◆ Records
──────────────────────────────
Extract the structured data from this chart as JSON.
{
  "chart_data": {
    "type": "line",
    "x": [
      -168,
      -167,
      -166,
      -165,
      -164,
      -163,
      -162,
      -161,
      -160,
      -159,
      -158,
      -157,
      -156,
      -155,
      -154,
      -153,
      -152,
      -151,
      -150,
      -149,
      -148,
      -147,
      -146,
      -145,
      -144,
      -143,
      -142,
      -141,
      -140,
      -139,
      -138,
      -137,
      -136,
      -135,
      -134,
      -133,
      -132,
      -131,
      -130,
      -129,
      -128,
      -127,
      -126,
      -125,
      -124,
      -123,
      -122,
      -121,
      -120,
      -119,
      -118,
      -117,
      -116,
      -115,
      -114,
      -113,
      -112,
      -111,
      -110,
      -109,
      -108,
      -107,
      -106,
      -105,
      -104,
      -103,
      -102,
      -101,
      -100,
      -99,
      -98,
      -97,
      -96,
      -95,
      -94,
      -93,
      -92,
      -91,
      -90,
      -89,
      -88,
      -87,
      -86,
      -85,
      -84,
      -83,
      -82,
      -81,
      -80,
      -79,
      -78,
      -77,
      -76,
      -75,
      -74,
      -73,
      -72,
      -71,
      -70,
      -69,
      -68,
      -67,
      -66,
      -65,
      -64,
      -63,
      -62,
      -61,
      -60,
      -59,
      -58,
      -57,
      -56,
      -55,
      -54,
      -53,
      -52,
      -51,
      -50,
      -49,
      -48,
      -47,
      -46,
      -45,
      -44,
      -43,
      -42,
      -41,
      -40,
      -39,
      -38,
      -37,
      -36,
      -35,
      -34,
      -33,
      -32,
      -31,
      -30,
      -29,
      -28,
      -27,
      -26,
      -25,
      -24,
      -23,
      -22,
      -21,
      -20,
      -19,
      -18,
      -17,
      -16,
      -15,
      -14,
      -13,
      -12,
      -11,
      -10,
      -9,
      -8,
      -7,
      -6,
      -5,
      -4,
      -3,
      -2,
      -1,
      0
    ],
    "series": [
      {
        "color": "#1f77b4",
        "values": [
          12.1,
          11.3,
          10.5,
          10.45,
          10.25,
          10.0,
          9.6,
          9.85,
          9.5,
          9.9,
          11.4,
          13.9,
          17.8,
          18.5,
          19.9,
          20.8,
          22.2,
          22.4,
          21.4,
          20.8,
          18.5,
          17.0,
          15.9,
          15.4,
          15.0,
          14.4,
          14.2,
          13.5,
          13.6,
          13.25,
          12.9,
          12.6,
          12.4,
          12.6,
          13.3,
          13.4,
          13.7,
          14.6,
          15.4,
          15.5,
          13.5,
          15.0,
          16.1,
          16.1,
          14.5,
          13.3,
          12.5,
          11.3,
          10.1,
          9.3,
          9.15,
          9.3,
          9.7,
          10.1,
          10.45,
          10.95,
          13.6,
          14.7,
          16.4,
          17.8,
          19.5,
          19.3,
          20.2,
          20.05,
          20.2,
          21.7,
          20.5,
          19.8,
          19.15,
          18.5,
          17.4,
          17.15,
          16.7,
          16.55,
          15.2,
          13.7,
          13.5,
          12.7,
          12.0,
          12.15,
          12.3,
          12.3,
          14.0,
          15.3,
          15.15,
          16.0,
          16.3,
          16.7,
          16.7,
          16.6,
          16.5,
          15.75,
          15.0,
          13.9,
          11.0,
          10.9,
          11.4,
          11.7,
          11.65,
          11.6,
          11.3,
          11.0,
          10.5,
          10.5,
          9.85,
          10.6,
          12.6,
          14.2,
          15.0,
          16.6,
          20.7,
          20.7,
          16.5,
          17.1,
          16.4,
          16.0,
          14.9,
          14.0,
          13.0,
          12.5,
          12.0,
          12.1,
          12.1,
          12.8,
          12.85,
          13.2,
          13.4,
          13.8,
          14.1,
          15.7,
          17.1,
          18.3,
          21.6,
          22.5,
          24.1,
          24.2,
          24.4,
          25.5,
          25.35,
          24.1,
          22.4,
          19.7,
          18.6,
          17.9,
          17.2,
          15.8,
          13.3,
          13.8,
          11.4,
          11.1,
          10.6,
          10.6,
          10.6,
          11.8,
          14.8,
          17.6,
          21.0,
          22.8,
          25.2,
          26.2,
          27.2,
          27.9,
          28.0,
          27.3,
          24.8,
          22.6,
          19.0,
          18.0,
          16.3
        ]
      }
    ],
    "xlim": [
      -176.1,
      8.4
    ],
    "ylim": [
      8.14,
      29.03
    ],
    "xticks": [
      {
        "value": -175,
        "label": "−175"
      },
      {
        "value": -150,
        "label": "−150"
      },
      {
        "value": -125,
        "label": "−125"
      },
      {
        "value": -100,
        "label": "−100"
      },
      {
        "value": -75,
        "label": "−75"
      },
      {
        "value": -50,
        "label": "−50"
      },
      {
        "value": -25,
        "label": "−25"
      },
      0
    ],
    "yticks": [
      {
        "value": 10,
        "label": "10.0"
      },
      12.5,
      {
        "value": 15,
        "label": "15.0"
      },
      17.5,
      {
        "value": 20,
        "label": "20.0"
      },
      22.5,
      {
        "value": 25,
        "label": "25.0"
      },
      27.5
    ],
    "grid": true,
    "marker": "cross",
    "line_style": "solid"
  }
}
──────────────────────────────
◆ What you need to do
Pull every line containing the word "label" out of the material and copy it.

◆ The answer
        "label": "−175"
        "label": "−150"
        "label": "−125"
        "label": "−100"
        "label": "−75"
        "label": "−50"
        "label": "−25"
        "label": "10.0"
        "label": "15.0"
        "label": "20.0"
        "label": "25.0"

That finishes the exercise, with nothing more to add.